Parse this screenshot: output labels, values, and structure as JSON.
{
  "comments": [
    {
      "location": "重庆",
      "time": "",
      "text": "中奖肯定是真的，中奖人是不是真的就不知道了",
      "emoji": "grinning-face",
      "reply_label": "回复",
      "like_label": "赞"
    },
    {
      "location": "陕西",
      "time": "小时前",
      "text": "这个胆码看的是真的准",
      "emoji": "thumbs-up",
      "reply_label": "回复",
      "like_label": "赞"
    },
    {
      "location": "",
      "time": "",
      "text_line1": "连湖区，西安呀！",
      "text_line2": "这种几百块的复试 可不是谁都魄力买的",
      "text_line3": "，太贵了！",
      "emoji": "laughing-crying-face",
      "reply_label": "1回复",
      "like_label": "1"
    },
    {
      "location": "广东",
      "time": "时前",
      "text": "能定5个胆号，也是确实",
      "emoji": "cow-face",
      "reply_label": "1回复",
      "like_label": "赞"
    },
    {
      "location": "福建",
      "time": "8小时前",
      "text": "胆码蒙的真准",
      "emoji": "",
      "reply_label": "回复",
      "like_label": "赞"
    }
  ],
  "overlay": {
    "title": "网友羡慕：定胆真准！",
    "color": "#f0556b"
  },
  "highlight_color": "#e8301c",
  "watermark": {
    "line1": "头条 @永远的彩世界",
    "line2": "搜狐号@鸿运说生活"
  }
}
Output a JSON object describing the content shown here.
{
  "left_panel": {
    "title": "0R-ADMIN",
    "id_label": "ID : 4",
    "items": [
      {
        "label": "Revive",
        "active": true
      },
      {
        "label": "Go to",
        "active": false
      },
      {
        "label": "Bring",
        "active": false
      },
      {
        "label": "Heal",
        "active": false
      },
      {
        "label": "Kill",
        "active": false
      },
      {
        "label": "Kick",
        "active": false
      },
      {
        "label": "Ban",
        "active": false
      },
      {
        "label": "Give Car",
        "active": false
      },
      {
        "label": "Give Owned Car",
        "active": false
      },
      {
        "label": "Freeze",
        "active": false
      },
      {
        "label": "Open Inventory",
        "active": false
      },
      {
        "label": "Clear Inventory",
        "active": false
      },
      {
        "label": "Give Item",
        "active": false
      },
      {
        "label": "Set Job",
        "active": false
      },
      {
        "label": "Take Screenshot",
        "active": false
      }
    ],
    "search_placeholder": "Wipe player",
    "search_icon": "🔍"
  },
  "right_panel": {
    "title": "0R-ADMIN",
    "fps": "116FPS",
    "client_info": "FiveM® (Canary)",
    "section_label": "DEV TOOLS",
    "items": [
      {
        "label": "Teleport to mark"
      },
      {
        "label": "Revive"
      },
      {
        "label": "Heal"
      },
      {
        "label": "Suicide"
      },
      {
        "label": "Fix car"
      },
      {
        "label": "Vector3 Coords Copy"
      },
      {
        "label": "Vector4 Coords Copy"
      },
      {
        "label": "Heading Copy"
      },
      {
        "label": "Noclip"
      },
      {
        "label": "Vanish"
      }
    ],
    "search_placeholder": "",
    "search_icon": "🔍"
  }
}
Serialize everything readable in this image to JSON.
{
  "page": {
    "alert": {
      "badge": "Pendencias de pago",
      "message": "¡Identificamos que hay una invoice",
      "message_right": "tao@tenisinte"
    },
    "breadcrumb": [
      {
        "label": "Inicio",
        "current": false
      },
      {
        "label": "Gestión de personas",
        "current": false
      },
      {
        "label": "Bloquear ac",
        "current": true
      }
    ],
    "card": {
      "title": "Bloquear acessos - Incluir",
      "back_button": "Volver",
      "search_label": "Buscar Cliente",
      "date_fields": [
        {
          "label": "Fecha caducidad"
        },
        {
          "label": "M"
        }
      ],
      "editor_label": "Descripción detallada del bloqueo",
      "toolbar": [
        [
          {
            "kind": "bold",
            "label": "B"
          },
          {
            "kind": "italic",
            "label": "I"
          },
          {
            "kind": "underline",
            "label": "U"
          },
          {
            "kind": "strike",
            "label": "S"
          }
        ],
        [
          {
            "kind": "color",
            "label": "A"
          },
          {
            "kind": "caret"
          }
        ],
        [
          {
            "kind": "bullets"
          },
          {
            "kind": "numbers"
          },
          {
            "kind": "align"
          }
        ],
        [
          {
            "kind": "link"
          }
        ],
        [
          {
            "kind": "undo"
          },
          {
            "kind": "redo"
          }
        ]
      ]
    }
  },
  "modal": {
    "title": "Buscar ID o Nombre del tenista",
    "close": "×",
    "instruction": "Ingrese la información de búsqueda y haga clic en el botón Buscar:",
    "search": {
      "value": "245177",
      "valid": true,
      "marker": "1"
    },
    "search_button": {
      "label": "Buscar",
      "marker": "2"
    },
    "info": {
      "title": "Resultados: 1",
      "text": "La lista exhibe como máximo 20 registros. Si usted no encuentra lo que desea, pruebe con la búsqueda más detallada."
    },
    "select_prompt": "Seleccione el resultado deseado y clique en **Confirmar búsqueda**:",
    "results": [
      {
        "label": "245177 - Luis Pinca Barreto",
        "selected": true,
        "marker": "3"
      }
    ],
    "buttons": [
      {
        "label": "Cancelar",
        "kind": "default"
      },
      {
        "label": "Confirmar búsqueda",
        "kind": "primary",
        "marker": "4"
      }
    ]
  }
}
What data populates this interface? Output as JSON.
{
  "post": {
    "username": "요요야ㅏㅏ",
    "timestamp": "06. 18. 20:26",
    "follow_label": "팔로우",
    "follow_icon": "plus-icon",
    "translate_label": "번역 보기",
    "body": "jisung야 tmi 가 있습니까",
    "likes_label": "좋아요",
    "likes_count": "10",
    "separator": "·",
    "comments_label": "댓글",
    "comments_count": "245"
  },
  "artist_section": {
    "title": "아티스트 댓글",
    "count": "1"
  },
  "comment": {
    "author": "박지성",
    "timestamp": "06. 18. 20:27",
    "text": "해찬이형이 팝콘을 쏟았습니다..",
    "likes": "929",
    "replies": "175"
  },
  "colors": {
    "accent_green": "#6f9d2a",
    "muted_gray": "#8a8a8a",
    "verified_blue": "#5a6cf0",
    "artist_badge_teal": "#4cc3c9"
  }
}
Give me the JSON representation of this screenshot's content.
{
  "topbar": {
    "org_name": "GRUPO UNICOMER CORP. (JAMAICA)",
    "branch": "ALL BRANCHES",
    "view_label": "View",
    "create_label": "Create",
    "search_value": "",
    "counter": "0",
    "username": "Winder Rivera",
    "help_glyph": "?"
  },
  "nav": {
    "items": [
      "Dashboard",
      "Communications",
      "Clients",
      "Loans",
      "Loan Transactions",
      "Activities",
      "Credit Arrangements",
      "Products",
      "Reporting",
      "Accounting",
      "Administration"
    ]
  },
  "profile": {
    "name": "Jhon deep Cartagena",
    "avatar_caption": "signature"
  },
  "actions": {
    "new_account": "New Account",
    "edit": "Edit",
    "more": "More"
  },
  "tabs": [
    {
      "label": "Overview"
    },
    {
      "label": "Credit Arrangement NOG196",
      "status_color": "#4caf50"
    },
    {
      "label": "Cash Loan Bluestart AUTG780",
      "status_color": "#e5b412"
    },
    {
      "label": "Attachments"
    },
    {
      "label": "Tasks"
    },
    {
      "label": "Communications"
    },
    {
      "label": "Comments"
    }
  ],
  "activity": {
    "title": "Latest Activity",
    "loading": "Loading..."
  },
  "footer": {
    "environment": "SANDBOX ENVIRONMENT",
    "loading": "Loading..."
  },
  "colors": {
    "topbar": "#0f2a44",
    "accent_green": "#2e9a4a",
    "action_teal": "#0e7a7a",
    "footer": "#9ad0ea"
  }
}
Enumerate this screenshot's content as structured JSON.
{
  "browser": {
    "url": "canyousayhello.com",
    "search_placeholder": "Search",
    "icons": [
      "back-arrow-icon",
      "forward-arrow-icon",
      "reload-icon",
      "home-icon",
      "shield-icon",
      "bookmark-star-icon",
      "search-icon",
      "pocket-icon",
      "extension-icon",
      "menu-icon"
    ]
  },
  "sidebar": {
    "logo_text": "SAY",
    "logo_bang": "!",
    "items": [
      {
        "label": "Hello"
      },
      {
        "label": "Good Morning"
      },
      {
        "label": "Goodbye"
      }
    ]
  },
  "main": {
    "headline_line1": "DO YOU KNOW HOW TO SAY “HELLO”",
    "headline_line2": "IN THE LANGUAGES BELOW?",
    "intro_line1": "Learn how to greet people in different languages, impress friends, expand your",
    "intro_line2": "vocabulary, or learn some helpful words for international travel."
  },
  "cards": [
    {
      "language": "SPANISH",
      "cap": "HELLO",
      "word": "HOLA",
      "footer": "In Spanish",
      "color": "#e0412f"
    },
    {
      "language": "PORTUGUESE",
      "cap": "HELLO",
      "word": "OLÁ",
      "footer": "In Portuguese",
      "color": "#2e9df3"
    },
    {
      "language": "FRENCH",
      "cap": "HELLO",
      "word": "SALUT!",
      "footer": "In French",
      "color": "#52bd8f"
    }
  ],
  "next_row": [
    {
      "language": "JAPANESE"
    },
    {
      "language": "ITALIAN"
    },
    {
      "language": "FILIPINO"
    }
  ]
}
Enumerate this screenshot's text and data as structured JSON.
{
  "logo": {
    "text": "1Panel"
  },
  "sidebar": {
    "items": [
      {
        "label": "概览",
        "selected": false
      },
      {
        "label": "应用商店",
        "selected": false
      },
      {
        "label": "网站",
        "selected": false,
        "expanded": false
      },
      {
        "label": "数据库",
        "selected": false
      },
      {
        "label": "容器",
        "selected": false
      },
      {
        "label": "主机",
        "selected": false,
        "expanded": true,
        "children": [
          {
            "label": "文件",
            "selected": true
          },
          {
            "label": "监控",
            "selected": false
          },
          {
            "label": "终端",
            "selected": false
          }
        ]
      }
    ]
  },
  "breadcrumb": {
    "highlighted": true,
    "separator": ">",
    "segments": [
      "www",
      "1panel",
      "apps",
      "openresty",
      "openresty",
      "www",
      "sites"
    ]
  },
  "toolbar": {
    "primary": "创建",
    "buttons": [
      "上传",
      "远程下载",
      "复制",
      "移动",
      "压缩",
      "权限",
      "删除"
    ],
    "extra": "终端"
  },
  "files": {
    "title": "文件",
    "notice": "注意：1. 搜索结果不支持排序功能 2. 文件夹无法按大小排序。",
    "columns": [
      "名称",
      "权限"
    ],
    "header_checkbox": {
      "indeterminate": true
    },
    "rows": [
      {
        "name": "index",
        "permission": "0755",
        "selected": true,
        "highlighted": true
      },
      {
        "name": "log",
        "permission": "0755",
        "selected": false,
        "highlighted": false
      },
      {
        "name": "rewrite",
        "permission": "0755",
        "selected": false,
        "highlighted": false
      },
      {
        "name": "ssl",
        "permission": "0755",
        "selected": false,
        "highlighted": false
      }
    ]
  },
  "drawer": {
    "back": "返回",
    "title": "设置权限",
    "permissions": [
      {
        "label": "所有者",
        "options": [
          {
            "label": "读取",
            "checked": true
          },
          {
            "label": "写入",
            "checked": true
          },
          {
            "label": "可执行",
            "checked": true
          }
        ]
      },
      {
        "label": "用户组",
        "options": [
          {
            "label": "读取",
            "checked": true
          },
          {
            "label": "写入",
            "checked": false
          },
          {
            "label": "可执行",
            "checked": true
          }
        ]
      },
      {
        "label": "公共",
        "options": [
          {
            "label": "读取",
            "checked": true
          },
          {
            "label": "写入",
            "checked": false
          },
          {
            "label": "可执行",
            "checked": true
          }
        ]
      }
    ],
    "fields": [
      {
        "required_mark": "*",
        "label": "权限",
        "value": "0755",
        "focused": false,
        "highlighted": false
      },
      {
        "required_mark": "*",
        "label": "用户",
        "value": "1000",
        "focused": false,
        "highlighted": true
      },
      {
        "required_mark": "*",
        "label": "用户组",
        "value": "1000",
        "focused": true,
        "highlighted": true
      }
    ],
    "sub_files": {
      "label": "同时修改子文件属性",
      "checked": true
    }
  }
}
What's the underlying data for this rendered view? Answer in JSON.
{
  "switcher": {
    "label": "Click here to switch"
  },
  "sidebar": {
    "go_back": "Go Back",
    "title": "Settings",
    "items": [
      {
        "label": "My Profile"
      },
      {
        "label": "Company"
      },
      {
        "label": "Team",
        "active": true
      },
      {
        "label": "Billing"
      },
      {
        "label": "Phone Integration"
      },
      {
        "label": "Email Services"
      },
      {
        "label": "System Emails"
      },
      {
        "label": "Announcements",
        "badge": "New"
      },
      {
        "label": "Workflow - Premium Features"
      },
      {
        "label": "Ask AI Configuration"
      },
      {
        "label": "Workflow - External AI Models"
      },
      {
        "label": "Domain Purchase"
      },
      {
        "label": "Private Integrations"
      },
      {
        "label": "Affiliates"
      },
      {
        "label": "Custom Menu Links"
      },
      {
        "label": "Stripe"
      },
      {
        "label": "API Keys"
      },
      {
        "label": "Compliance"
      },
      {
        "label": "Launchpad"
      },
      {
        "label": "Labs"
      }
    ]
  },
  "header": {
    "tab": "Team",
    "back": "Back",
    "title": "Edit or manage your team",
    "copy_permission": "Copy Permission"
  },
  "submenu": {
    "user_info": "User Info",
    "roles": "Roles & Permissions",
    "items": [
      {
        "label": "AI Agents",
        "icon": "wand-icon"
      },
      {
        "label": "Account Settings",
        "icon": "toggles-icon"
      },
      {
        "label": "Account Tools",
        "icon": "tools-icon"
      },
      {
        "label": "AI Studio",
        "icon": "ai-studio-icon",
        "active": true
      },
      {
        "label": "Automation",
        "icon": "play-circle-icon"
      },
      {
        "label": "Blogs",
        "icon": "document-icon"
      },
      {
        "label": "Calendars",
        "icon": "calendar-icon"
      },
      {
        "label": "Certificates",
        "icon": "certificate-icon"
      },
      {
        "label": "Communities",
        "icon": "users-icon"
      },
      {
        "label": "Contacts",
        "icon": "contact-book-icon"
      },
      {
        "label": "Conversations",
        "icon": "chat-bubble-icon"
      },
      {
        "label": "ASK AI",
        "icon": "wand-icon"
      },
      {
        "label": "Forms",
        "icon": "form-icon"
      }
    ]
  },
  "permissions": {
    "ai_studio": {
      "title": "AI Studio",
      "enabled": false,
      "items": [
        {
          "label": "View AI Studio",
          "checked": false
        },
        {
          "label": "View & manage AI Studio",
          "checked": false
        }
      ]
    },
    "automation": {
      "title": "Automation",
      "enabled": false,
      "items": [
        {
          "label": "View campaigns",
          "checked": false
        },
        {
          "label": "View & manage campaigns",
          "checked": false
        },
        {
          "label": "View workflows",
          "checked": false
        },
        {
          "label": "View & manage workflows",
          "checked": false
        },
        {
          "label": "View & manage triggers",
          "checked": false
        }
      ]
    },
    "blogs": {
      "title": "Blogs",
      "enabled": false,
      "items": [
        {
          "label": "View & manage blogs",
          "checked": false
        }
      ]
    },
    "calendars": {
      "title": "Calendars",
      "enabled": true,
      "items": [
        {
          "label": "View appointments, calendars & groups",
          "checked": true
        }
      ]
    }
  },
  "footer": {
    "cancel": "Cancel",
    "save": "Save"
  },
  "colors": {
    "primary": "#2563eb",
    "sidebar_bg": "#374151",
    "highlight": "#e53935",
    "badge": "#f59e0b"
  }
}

※ ※ ※

TASK TO CARRY OUT:
Search the lines for the string "here" and copy every line that has it.

EXERCISE ANSWER:
Output a JSON object describing the content shown here.
    "label": "Click here to switch"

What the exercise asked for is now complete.